━━ Data rows ━━

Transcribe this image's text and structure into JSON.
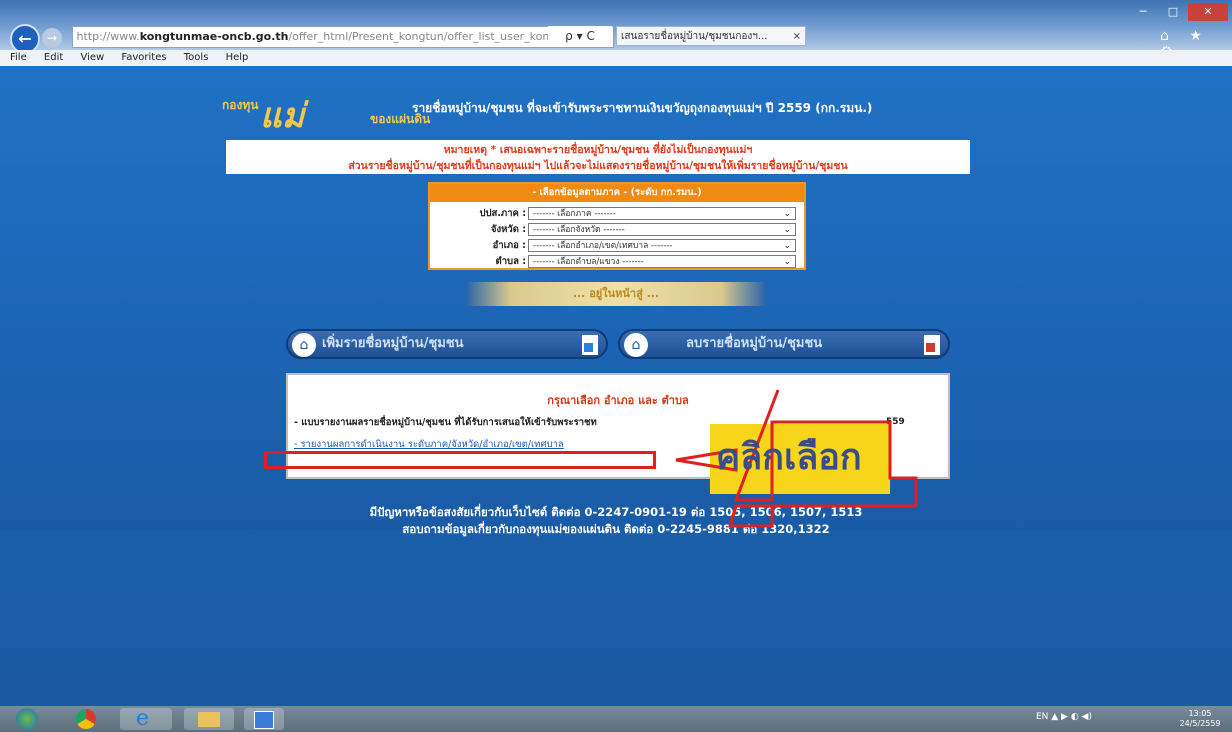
{
  "browser": {
    "back_icon": "back-arrow-icon",
    "address_prefix": "http://www.",
    "address_domain": "kongtunmae-oncb.go.th",
    "address_path": "/offer_html/Present_kongtun/offer_list_user_komm.php",
    "address_controls": "ρ ▾ C",
    "tab_title": "เสนอรายชื่อหมู่บ้าน/ชุมชนกองฯ...",
    "tab_close": "×",
    "window_controls": [
      "─",
      "□",
      "✕"
    ],
    "ie_icons": "⌂ ★ ⚙",
    "menu": [
      "File",
      "Edit",
      "View",
      "Favorites",
      "Tools",
      "Help"
    ]
  },
  "header": {
    "logo_top": "กองทุน",
    "logo_script": "แม่",
    "logo_bottom": "ของแผ่นดิน",
    "title": "รายชื่อหมู่บ้าน/ชุมชน ที่จะเข้ารับพระราชทานเงินขวัญถุงกองทุนแม่ฯ ปี 2559 (กก.รมน.)"
  },
  "note": {
    "line1": "หมายเหตุ * เสนอเฉพาะรายชื่อหมู่บ้าน/ชุมชน ที่ยังไม่เป็นกองทุนแม่ฯ",
    "line2": "ส่วนรายชื่อหมู่บ้าน/ชุมชนที่เป็นกองทุนแม่ฯ ไปแล้วจะไม่แสดงรายชื่อหมู่บ้าน/ชุมชนให้เพิ่มรายชื่อหมู่บ้าน/ชุมชน"
  },
  "filter_form": {
    "heading": "- เลือกข้อมูลตามภาค - (ระดับ กก.รมน.)",
    "rows": [
      {
        "label": "ปปส.ภาค :",
        "value": "------- เลือกภาค -------"
      },
      {
        "label": "จังหวัด :",
        "value": "------- เลือกจังหวัด -------"
      },
      {
        "label": "อำเภอ :",
        "value": "------- เลือกอำเภอ/เขต/เทศบาล -------"
      },
      {
        "label": "ตำบล :",
        "value": "------- เลือกตำบล/แขวง -------"
      }
    ],
    "chevron_icon": "chevron-down-icon",
    "search_label": "... อยู่ในหน้าสู่ ..."
  },
  "actions": {
    "add_label": "เพิ่มรายชื่อหมู่บ้าน/ชุมชน",
    "remove_label": "ลบรายชื่อหมู่บ้าน/ชุมชน",
    "home_icon": "home-icon",
    "doc_icon": "document-icon",
    "add_mark_color": "#2f7fd8",
    "remove_mark_color": "#d43a2a"
  },
  "result": {
    "title": "กรุณาเลือก อำเภอ และ ตำบล",
    "line1": "- แบบรายงานผลรายชื่อหมู่บ้าน/ชุมชน ที่ได้รับการเสนอให้เข้ารับพระราชท",
    "line1_end": "559",
    "line2": "- รายงานผลการดำเนินงาน ระดับภาค/จังหวัด/อำเภอ/เขต/เทศบาล"
  },
  "annotation": {
    "callout_text": "คลิกเลือก",
    "arrow_color": "#e02020",
    "callout_color": "#f6d51b"
  },
  "footer": {
    "line1": "มีปัญหาหรือข้อสงสัยเกี่ยวกับเว็บไซต์ ติดต่อ 0-2247-0901-19 ต่อ 1505, 1506, 1507, 1513",
    "line2": "สอบถามข้อมูลเกี่ยวกับกองทุนแม่ของแผ่นดิน ติดต่อ 0-2245-9881 ต่อ 1320,1322"
  },
  "taskbar": {
    "tray_text": "EN  ▲  ▶  ◐  ◀)",
    "clock_time": "13:05",
    "clock_date": "24/5/2559"
  }
}
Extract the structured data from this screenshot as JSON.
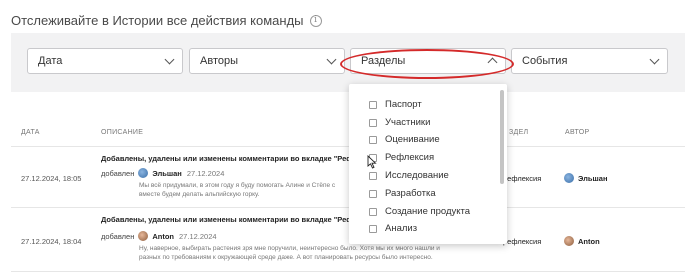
{
  "page": {
    "title": "Отслеживайте в Истории все действия команды",
    "info_icon": "info-icon"
  },
  "filters": {
    "date": "Дата",
    "authors": "Авторы",
    "sections": "Разделы",
    "events": "События"
  },
  "table": {
    "headers": {
      "date": "ДАТА",
      "description": "ОПИСАНИЕ",
      "section": "ЗДЕЛ",
      "author": "АВТОР"
    },
    "rows": [
      {
        "date": "27.12.2024, 18:05",
        "title": "Добавлены, удалены или изменены комментарии во вкладке \"Рефлексия\"",
        "verb": "добавлен",
        "user": "Эльшан",
        "user_date": "27.12.2024",
        "comment_line1": "Мы всё придумали, в этом году я буду помогать Алине и Стёпе с",
        "comment_line2": "вместе будем делать альпийскую горку.",
        "section": "рефлексия",
        "author": "Эльшан"
      },
      {
        "date": "27.12.2024, 18:04",
        "title": "Добавлены, удалены или изменены комментарии во вкладке \"Рефлексия\"",
        "verb": "добавлен",
        "user": "Anton",
        "user_date": "27.12.2024",
        "comment_line1": "Ну, наверное, выбирать растения зря мне поручили, неинтересно было. Хотя мы их много нашли и",
        "comment_line2": "разных по требованиям к окружающей среде даже. А вот планировать ресурсы было интересно.",
        "section": "рефлексия",
        "author": "Anton"
      }
    ]
  },
  "dropdown": {
    "items": [
      {
        "label": "Паспорт",
        "checked": false
      },
      {
        "label": "Участники",
        "checked": false
      },
      {
        "label": "Оценивание",
        "checked": false
      },
      {
        "label": "Рефлексия",
        "checked": false
      },
      {
        "label": "Исследование",
        "checked": false
      },
      {
        "label": "Разработка",
        "checked": false
      },
      {
        "label": "Создание продукта",
        "checked": false
      },
      {
        "label": "Анализ",
        "checked": false
      }
    ]
  },
  "colors": {
    "highlight": "#d42a2a",
    "panel": "#f2f2f3"
  }
}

━━━

-- Short task --
All of the lines above should be retyped precisely, apart from the pictures.

-- Solution --
Transcribe this image's text and structure into JSON.
{
  "browser": {
    "back_icon": "back-arrow-icon",
    "address_prefix": "http://www.",
    "address_domain": "kongtunmae-oncb.go.th",
    "address_path": "/offer_html/Present_kongtun/offer_list_user_komm.php",
    "address_controls": "ρ ▾ C",
    "tab_title": "เสนอรายชื่อหมู่บ้าน/ชุมชนกองฯ...",
    "tab_close": "×",
    "window_controls": [
      "─",
      "□",
      "✕"
    ],
    "ie_icons": "⌂ ★ ⚙",
    "menu": [
      "File",
      "Edit",
      "View",
      "Favorites",
      "Tools",
      "Help"
    ]
  },
  "header": {
    "logo_top": "กองทุน",
    "logo_script": "แม่",
    "logo_bottom": "ของแผ่นดิน",
    "title": "รายชื่อหมู่บ้าน/ชุมชน ที่จะเข้ารับพระราชทานเงินขวัญถุงกองทุนแม่ฯ ปี 2559 (กก.รมน.)"
  },
  "note": {
    "line1": "หมายเหตุ * เสนอเฉพาะรายชื่อหมู่บ้าน/ชุมชน ที่ยังไม่เป็นกองทุนแม่ฯ",
    "line2": "ส่วนรายชื่อหมู่บ้าน/ชุมชนที่เป็นกองทุนแม่ฯ ไปแล้วจะไม่แสดงรายชื่อหมู่บ้าน/ชุมชนให้เพิ่มรายชื่อหมู่บ้าน/ชุมชน"
  },
  "filter_form": {
    "heading": "- เลือกข้อมูลตามภาค - (ระดับ กก.รมน.)",
    "rows": [
      {
        "label": "ปปส.ภาค :",
        "value": "------- เลือกภาค -------"
      },
      {
        "label": "จังหวัด :",
        "value": "------- เลือกจังหวัด -------"
      },
      {
        "label": "อำเภอ :",
        "value": "------- เลือกอำเภอ/เขต/เทศบาล -------"
      },
      {
        "label": "ตำบล :",
        "value": "------- เลือกตำบล/แขวง -------"
      }
    ],
    "chevron_icon": "chevron-down-icon",
    "search_label": "... อยู่ในหน้าสู่ ..."
  },
  "actions": {
    "add_label": "เพิ่มรายชื่อหมู่บ้าน/ชุมชน",
    "remove_label": "ลบรายชื่อหมู่บ้าน/ชุมชน",
    "home_icon": "home-icon",
    "doc_icon": "document-icon",
    "add_mark_color": "#2f7fd8",
    "remove_mark_color": "#d43a2a"
  },
  "result": {
    "title": "กรุณาเลือก อำเภอ และ ตำบล",
    "line1": "- แบบรายงานผลรายชื่อหมู่บ้าน/ชุมชน ที่ได้รับการเสนอให้เข้ารับพระราชท",
    "line1_end": "559",
    "line2": "- รายงานผลการดำเนินงาน ระดับภาค/จังหวัด/อำเภอ/เขต/เทศบาล"
  },
  "annotation": {
    "callout_text": "คลิกเลือก",
    "arrow_color": "#e02020",
    "callout_color": "#f6d51b"
  },
  "footer": {
    "line1": "มีปัญหาหรือข้อสงสัยเกี่ยวกับเว็บไซต์ ติดต่อ 0-2247-0901-19 ต่อ 1505, 1506, 1507, 1513",
    "line2": "สอบถามข้อมูลเกี่ยวกับกองทุนแม่ของแผ่นดิน ติดต่อ 0-2245-9881 ต่อ 1320,1322"
  },
  "taskbar": {
    "tray_text": "EN  ▲  ▶  ◐  ◀)",
    "clock_time": "13:05",
    "clock_date": "24/5/2559"
  }
}
Extract the structured data from this screenshot as JSON.
{
  "page": {
    "title": "Отслеживайте в Истории все действия команды",
    "info_icon": "info-icon"
  },
  "filters": {
    "date": "Дата",
    "authors": "Авторы",
    "sections": "Разделы",
    "events": "События"
  },
  "table": {
    "headers": {
      "date": "ДАТА",
      "description": "ОПИСАНИЕ",
      "section": "ЗДЕЛ",
      "author": "АВТОР"
    },
    "rows": [
      {
        "date": "27.12.2024, 18:05",
        "title": "Добавлены, удалены или изменены комментарии во вкладке \"Рефлексия\"",
        "verb": "добавлен",
        "user": "Эльшан",
        "user_date": "27.12.2024",
        "comment_line1": "Мы всё придумали, в этом году я буду помогать Алине и Стёпе с",
        "comment_line2": "вместе будем делать альпийскую горку.",
        "section": "рефлексия",
        "author": "Эльшан"
      },
      {
        "date": "27.12.2024, 18:04",
        "title": "Добавлены, удалены или изменены комментарии во вкладке \"Рефлексия\"",
        "verb": "добавлен",
        "user": "Anton",
        "user_date": "27.12.2024",
        "comment_line1": "Ну, наверное, выбирать растения зря мне поручили, неинтересно было. Хотя мы их много нашли и",
        "comment_line2": "разных по требованиям к окружающей среде даже. А вот планировать ресурсы было интересно.",
        "section": "рефлексия",
        "author": "Anton"
      }
    ]
  },
  "dropdown": {
    "items": [
      {
        "label": "Паспорт",
        "checked": false
      },
      {
        "label": "Участники",
        "checked": false
      },
      {
        "label": "Оценивание",
        "checked": false
      },
      {
        "label": "Рефлексия",
        "checked": false
      },
      {
        "label": "Исследование",
        "checked": false
      },
      {
        "label": "Разработка",
        "checked": false
      },
      {
        "label": "Создание продукта",
        "checked": false
      },
      {
        "label": "Анализ",
        "checked": false
      }
    ]
  },
  "colors": {
    "highlight": "#d42a2a",
    "panel": "#f2f2f3"
  }
}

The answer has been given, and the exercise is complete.